▶ Assigned task: In the material below, find each line with the word "aufgrund" and list it.

▶ Information shown:
▬▬▬▬▬▬

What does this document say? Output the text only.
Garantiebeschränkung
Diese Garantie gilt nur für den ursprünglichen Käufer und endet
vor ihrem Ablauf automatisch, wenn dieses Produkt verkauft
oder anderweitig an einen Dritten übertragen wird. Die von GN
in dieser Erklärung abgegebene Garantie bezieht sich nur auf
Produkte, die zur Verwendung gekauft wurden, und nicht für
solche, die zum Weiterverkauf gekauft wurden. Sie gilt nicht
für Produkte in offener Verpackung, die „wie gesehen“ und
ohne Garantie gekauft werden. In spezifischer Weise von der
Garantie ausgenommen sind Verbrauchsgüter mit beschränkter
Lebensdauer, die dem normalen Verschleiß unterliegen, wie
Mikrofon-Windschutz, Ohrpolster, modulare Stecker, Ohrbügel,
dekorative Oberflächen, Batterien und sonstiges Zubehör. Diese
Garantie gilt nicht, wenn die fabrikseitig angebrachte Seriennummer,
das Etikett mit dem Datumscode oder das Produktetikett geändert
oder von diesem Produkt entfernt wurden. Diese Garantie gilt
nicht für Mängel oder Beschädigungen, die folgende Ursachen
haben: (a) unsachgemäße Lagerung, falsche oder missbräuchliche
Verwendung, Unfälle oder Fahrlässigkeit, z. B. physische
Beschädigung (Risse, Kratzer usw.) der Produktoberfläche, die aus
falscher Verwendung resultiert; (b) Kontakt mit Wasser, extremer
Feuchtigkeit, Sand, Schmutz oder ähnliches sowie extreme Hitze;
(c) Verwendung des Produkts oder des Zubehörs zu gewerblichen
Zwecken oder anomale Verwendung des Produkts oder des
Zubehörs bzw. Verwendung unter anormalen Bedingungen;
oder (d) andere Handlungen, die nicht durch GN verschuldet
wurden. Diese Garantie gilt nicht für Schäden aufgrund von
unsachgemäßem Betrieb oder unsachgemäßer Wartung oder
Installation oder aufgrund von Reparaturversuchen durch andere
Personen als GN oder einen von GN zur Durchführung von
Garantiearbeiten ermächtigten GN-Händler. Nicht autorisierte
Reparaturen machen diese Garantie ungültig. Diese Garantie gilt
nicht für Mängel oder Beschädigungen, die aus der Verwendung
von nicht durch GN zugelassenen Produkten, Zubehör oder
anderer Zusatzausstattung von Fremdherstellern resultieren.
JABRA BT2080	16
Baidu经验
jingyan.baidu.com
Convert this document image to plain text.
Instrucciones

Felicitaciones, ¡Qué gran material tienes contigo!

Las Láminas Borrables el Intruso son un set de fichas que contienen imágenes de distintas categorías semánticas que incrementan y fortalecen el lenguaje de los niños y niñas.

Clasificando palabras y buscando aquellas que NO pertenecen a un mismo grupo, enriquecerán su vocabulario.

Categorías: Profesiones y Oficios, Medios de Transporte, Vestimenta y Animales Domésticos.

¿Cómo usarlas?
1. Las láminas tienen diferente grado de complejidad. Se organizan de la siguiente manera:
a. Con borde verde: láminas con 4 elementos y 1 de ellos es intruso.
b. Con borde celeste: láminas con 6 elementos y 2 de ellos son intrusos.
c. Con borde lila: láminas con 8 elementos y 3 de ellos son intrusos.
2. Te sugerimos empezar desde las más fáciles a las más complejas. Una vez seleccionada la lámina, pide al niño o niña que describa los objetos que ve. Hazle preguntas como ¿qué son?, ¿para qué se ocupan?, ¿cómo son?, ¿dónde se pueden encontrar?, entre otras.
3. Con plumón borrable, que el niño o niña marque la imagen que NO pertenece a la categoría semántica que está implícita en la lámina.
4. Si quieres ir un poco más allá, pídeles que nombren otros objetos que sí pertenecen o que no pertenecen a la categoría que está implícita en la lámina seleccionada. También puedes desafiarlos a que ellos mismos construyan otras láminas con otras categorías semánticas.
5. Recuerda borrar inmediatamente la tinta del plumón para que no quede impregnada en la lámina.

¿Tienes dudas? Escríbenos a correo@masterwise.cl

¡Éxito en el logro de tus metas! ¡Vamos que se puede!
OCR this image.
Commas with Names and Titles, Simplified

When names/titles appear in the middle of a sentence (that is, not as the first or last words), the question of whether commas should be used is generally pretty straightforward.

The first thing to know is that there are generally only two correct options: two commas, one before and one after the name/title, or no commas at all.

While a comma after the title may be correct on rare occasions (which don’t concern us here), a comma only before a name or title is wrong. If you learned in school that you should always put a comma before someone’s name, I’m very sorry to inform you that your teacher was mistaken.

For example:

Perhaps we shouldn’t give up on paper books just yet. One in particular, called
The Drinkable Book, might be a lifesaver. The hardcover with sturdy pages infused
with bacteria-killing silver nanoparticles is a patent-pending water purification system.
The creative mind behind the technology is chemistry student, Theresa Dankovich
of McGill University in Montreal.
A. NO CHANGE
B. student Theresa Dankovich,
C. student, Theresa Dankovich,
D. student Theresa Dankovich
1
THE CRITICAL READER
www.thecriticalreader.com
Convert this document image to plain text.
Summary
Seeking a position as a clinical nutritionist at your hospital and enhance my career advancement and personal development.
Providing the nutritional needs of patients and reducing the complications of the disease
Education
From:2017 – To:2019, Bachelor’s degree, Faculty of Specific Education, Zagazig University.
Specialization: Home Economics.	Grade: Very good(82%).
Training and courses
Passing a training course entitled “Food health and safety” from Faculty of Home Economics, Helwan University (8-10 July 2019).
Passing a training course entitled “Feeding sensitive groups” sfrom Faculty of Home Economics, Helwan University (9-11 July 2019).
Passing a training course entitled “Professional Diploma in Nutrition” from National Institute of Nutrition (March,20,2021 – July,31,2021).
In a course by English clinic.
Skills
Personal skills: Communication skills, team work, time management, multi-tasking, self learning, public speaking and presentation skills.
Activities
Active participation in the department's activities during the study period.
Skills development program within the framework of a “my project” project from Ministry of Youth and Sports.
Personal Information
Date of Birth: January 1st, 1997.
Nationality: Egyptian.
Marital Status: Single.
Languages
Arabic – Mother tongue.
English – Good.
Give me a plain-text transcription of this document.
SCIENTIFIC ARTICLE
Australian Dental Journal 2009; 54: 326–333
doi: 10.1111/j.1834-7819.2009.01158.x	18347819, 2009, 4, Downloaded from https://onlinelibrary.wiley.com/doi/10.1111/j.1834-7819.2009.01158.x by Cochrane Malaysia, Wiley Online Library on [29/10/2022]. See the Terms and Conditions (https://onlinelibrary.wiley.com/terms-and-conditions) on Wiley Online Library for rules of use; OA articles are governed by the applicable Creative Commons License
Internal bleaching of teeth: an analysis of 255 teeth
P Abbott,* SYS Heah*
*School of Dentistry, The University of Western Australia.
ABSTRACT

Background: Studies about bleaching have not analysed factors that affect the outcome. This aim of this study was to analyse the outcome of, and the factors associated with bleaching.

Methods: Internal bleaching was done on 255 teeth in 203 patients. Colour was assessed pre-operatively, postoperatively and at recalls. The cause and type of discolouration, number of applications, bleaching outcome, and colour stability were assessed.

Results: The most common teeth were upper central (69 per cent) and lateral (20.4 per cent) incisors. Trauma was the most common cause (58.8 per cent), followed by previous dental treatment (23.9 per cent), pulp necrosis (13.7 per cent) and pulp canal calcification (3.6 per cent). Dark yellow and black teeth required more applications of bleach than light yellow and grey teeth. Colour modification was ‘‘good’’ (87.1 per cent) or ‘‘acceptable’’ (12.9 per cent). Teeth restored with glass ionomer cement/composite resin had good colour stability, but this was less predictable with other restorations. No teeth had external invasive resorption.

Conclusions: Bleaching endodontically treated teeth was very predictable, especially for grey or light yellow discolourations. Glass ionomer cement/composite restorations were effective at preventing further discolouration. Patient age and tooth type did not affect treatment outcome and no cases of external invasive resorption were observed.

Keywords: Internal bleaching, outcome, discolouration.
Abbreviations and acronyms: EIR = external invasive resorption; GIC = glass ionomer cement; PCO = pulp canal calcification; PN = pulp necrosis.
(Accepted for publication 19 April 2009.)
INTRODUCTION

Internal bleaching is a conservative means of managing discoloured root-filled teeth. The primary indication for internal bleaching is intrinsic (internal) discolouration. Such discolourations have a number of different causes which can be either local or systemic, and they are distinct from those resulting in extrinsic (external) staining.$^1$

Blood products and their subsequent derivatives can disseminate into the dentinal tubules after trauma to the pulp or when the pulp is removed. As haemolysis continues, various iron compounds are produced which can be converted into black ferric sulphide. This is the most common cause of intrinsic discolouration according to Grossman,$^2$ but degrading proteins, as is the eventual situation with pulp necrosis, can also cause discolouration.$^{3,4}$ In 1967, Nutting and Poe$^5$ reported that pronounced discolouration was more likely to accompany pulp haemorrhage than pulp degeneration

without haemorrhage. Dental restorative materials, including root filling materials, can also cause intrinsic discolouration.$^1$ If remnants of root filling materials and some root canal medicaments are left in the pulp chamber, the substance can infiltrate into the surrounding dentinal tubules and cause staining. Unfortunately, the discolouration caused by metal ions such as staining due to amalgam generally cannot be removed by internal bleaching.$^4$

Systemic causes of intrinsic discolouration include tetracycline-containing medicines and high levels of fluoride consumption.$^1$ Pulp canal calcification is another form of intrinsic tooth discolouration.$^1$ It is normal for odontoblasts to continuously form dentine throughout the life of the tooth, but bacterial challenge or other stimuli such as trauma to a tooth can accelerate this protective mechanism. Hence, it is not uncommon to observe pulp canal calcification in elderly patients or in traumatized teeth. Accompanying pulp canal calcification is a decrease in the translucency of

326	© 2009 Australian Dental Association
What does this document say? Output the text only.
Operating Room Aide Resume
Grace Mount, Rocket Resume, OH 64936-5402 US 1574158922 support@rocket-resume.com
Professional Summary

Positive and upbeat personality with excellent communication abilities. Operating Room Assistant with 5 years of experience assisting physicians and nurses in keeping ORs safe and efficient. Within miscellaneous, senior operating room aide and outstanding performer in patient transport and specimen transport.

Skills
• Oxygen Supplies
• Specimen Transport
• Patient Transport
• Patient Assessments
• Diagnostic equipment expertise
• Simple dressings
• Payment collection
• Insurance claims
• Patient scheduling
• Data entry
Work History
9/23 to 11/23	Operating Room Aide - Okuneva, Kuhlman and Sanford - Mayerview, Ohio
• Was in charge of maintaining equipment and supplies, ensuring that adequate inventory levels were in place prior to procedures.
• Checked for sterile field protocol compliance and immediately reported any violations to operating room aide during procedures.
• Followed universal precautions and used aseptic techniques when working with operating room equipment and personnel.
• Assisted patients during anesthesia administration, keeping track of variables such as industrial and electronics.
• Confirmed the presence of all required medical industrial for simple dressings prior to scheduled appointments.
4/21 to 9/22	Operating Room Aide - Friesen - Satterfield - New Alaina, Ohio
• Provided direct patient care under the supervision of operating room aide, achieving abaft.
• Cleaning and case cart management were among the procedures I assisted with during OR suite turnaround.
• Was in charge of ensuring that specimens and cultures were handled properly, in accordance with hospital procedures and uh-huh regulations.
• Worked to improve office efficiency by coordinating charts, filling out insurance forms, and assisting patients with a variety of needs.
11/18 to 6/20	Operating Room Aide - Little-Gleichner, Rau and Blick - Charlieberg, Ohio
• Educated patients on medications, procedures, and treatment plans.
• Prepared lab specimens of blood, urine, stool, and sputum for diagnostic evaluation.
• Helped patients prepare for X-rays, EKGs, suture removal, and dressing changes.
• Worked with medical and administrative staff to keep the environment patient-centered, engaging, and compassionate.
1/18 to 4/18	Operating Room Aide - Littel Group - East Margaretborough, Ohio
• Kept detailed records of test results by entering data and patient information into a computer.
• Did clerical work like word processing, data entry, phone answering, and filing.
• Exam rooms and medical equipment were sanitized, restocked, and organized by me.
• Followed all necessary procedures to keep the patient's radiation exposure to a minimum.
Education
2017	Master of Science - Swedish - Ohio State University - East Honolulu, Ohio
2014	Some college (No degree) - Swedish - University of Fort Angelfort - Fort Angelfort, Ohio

▬▬▬▬▬▬

▶ Reply to the task:
wurden. Diese Garantie gilt nicht für Schäden aufgrund von
Installation oder aufgrund von Reparaturversuchen durch andere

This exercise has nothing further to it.